• Objective: Output the full material exactly as it appears here.

• Entries:
______
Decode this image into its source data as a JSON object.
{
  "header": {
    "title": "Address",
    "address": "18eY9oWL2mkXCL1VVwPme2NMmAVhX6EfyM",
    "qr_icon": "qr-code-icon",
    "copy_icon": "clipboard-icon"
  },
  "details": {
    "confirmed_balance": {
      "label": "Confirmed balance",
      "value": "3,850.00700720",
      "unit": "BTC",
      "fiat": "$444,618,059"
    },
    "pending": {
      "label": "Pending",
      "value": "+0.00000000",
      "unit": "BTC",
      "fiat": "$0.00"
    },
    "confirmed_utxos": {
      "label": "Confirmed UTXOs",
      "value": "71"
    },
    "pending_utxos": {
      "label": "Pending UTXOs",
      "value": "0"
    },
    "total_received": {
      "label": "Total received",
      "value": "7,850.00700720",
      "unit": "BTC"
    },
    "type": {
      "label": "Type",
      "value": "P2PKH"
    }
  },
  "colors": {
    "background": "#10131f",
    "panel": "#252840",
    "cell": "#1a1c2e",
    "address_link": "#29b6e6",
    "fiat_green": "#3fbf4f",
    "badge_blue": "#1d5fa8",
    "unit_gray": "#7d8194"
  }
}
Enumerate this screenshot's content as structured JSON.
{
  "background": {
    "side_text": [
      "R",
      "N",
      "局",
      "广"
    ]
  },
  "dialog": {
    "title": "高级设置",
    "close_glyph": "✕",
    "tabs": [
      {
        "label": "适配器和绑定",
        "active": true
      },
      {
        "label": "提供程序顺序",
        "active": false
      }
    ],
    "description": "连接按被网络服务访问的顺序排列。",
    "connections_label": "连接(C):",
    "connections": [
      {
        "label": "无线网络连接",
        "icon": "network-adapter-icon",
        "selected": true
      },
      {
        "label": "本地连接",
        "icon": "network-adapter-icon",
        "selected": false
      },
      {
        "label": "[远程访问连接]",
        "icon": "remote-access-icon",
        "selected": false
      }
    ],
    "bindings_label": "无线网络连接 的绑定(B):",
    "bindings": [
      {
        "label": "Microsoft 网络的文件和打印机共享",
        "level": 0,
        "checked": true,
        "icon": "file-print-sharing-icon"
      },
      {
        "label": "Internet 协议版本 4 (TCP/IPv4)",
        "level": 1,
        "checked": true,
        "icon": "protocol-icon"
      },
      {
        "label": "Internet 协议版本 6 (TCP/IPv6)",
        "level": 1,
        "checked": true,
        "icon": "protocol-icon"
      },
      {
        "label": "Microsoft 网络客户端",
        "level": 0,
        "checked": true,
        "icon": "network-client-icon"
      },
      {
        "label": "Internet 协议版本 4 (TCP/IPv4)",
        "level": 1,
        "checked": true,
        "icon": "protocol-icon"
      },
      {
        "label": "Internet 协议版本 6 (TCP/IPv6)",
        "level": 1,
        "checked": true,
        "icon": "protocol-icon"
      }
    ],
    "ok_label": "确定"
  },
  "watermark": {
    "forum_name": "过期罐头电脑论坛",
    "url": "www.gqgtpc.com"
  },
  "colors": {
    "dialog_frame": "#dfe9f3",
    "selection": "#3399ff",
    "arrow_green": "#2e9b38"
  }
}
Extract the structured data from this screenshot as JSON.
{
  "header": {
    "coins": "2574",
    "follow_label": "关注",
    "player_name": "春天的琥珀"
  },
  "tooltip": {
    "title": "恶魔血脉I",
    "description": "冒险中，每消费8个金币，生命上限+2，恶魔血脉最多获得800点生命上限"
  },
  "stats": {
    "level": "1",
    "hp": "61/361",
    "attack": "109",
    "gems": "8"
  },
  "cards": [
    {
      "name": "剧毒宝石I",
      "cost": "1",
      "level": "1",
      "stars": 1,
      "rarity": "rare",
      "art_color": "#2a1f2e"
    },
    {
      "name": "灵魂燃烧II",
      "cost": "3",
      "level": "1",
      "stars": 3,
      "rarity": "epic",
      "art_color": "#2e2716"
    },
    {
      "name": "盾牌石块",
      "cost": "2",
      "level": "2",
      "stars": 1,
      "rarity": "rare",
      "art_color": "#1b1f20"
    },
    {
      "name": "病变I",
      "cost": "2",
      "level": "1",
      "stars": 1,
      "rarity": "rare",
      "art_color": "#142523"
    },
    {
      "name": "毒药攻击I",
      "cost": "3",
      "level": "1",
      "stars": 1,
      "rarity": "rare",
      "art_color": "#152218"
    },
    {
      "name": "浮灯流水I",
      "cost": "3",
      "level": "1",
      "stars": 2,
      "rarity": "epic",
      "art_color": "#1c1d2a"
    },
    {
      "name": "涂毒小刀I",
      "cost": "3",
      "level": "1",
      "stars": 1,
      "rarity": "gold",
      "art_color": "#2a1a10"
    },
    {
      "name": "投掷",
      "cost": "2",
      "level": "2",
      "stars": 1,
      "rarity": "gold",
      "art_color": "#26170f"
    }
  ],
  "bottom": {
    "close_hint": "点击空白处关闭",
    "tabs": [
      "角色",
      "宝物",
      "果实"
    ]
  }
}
______
• Answer for the task:
Decode this image into its source data as a JSON object.
{
  "header": {
    "title": "Address",
    "address": "18eY9oWL2mkXCL1VVwPme2NMmAVhX6EfyM",
    "qr_icon": "qr-code-icon",
    "copy_icon": "clipboard-icon"
  },
  "details": {
    "confirmed_balance": {
      "label": "Confirmed balance",
      "value": "3,850.00700720",
      "unit": "BTC",
      "fiat": "$444,618,059"
    },
    "pending": {
      "label": "Pending",
      "value": "+0.00000000",
      "unit": "BTC",
      "fiat": "$0.00"
    },
    "confirmed_utxos": {
      "label": "Confirmed UTXOs",
      "value": "71"
    },
    "pending_utxos": {
      "label": "Pending UTXOs",
      "value": "0"
    },
    "total_received": {
      "label": "Total received",
      "value": "7,850.00700720",
      "unit": "BTC"
    },
    "type": {
      "label": "Type",
      "value": "P2PKH"
    }
  },
  "colors": {
    "background": "#10131f",
    "panel": "#252840",
    "cell": "#1a1c2e",
    "address_link": "#29b6e6",
    "fiat_green": "#3fbf4f",
    "badge_blue": "#1d5fa8",
    "unit_gray": "#7d8194"
  }
}
Enumerate this screenshot's content as structured JSON.
{
  "background": {
    "side_text": [
      "R",
      "N",
      "局",
      "广"
    ]
  },
  "dialog": {
    "title": "高级设置",
    "close_glyph": "✕",
    "tabs": [
      {
        "label": "适配器和绑定",
        "active": true
      },
      {
        "label": "提供程序顺序",
        "active": false
      }
    ],
    "description": "连接按被网络服务访问的顺序排列。",
    "connections_label": "连接(C):",
    "connections": [
      {
        "label": "无线网络连接",
        "icon": "network-adapter-icon",
        "selected": true
      },
      {
        "label": "本地连接",
        "icon": "network-adapter-icon",
        "selected": false
      },
      {
        "label": "[远程访问连接]",
        "icon": "remote-access-icon",
        "selected": false
      }
    ],
    "bindings_label": "无线网络连接 的绑定(B):",
    "bindings": [
      {
        "label": "Microsoft 网络的文件和打印机共享",
        "level": 0,
        "checked": true,
        "icon": "file-print-sharing-icon"
      },
      {
        "label": "Internet 协议版本 4 (TCP/IPv4)",
        "level": 1,
        "checked": true,
        "icon": "protocol-icon"
      },
      {
        "label": "Internet 协议版本 6 (TCP/IPv6)",
        "level": 1,
        "checked": true,
        "icon": "protocol-icon"
      },
      {
        "label": "Microsoft 网络客户端",
        "level": 0,
        "checked": true,
        "icon": "network-client-icon"
      },
      {
        "label": "Internet 协议版本 4 (TCP/IPv4)",
        "level": 1,
        "checked": true,
        "icon": "protocol-icon"
      },
      {
        "label": "Internet 协议版本 6 (TCP/IPv6)",
        "level": 1,
        "checked": true,
        "icon": "protocol-icon"
      }
    ],
    "ok_label": "确定"
  },
  "watermark": {
    "forum_name": "过期罐头电脑论坛",
    "url": "www.gqgtpc.com"
  },
  "colors": {
    "dialog_frame": "#dfe9f3",
    "selection": "#3399ff",
    "arrow_green": "#2e9b38"
  }
}
Extract the structured data from this screenshot as JSON.
{
  "header": {
    "coins": "2574",
    "follow_label": "关注",
    "player_name": "春天的琥珀"
  },
  "tooltip": {
    "title": "恶魔血脉I",
    "description": "冒险中，每消费8个金币，生命上限+2，恶魔血脉最多获得800点生命上限"
  },
  "stats": {
    "level": "1",
    "hp": "61/361",
    "attack": "109",
    "gems": "8"
  },
  "cards": [
    {
      "name": "剧毒宝石I",
      "cost": "1",
      "level": "1",
      "stars": 1,
      "rarity": "rare",
      "art_color": "#2a1f2e"
    },
    {
      "name": "灵魂燃烧II",
      "cost": "3",
      "level": "1",
      "stars": 3,
      "rarity": "epic",
      "art_color": "#2e2716"
    },
    {
      "name": "盾牌石块",
      "cost": "2",
      "level": "2",
      "stars": 1,
      "rarity": "rare",
      "art_color": "#1b1f20"
    },
    {
      "name": "病变I",
      "cost": "2",
      "level": "1",
      "stars": 1,
      "rarity": "rare",
      "art_color": "#142523"
    },
    {
      "name": "毒药攻击I",
      "cost": "3",
      "level": "1",
      "stars": 1,
      "rarity": "rare",
      "art_color": "#152218"
    },
    {
      "name": "浮灯流水I",
      "cost": "3",
      "level": "1",
      "stars": 2,
      "rarity": "epic",
      "art_color": "#1c1d2a"
    },
    {
      "name": "涂毒小刀I",
      "cost": "3",
      "level": "1",
      "stars": 1,
      "rarity": "gold",
      "art_color": "#2a1a10"
    },
    {
      "name": "投掷",
      "cost": "2",
      "level": "2",
      "stars": 1,
      "rarity": "gold",
      "art_color": "#26170f"
    }
  ],
  "bottom": {
    "close_hint": "点击空白处关闭",
    "tabs": [
      "角色",
      "宝物",
      "果实"
    ]
  }
}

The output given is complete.